[-empyre-] Fwd: noiseless art / redemptive 3

This is the fourth and last one. I ask you to read the messages and
disconsider for now any other -- no irony -- noises.

best for all


---------- Forwarded message ----------
From: Johannes Birringer <Johannes.Birringer@brunel.ac.uk>
Date: Nov 26, 2006 10:45 PM
Subject: RE:noiseless art / redemptive 3
To: sergio basbaum <sbasbaum@gmail.com>

Now on to performance and its languages of technological media:

i want to dwell briefly on inter-activity, and the utopic dimension of
participatory/collective art (play).

Interestingly, here,  the reference to Brazilian art of the 60s (Hélio
Oiticica, Lygia Clark) may not come as a suprise to some of you,
especially since some writers have already commented on precursors of
today's networked art/distributed art, and how these perhaps initially
reflected the technical aspects of their projects within a mainly
conceptual and metaphorical perspective, placing the accent on process
and embodiment rather than material technological advances.

But here in the north, as we try to move beyond the cold first phase
of interactivity, we are now discovering, in the warmer second phase,
some remarkable links to earlier experiments with interactive
vocabularies developed from  participatory creations (e.g. Clark's
Bichos, or her Nostalgia of the Body and Organic or Ephemeral
Architectures; then Oiticica's Penetráveis, and his Parangolés), for
example the wearables that emphasize relationships around the body's
internal and external spaces, that emphasize haptic space explored
through tactile, auditory, olfactory and kinetic propositions.
Looking at today's wearables [in dance, but also in work by digital
artists  and designers like Lucy Orta] , it is remarkable how the
Brazilian artists from the neoconcrete movement  explored unique
universal interactive vocabularies with their manipulable objects,
immersive environments and experiential propositions based on wearable

In the context of digital interactivity and performance, we
distinguish now between two stages of interactivity:

I grew up in a theatre that began to use projections and analog
film/sound, video, then eventually ditigal media.

▶ SUPPLIED MATERIAL:
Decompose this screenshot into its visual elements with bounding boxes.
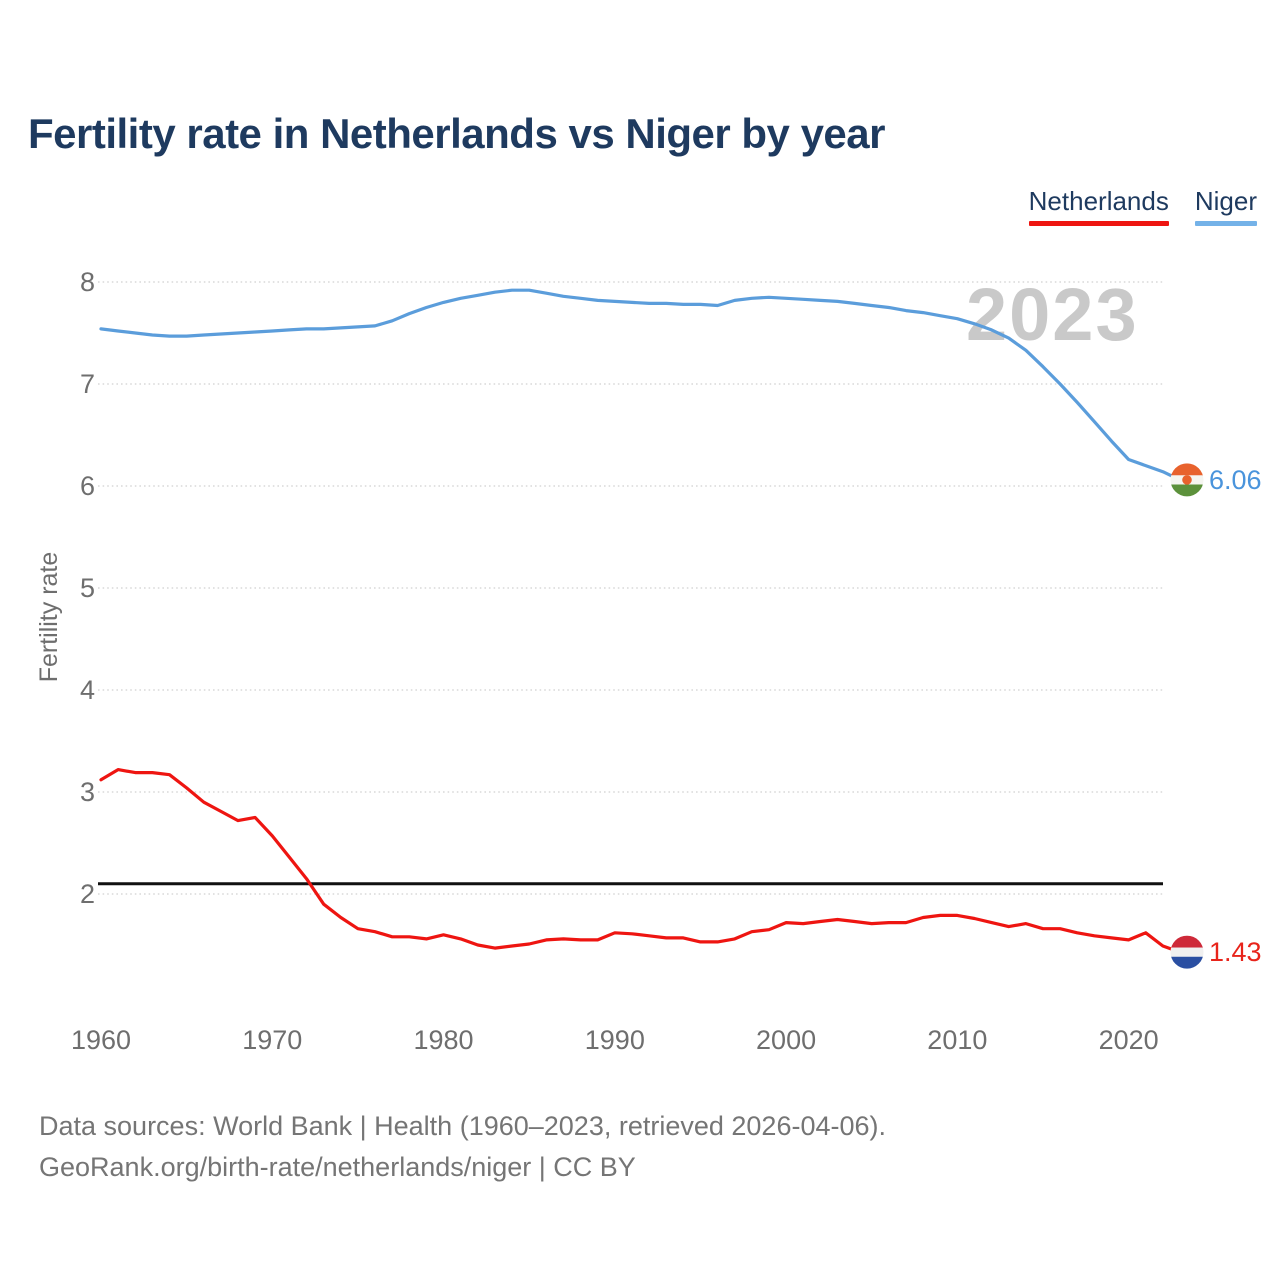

▶ SET TASKS:
(a) Why does the post on participatory art say the reference to Brazilian art of the 1960s may not surprise some readers? Explain in one to three sentences.
(b) In the post on participatory art, which works by Oiticica are named?

▶ WRITTEN ANSWERS:
(a) Some writers have already discussed these artists as precursors of today's networked or distributed art. They have noted that these works may have first reflected their technical aspects from a mainly conceptual and metaphorical perspective, stressing process and embodiment over material technological advances.

(b) Penetráveis and Parangolés.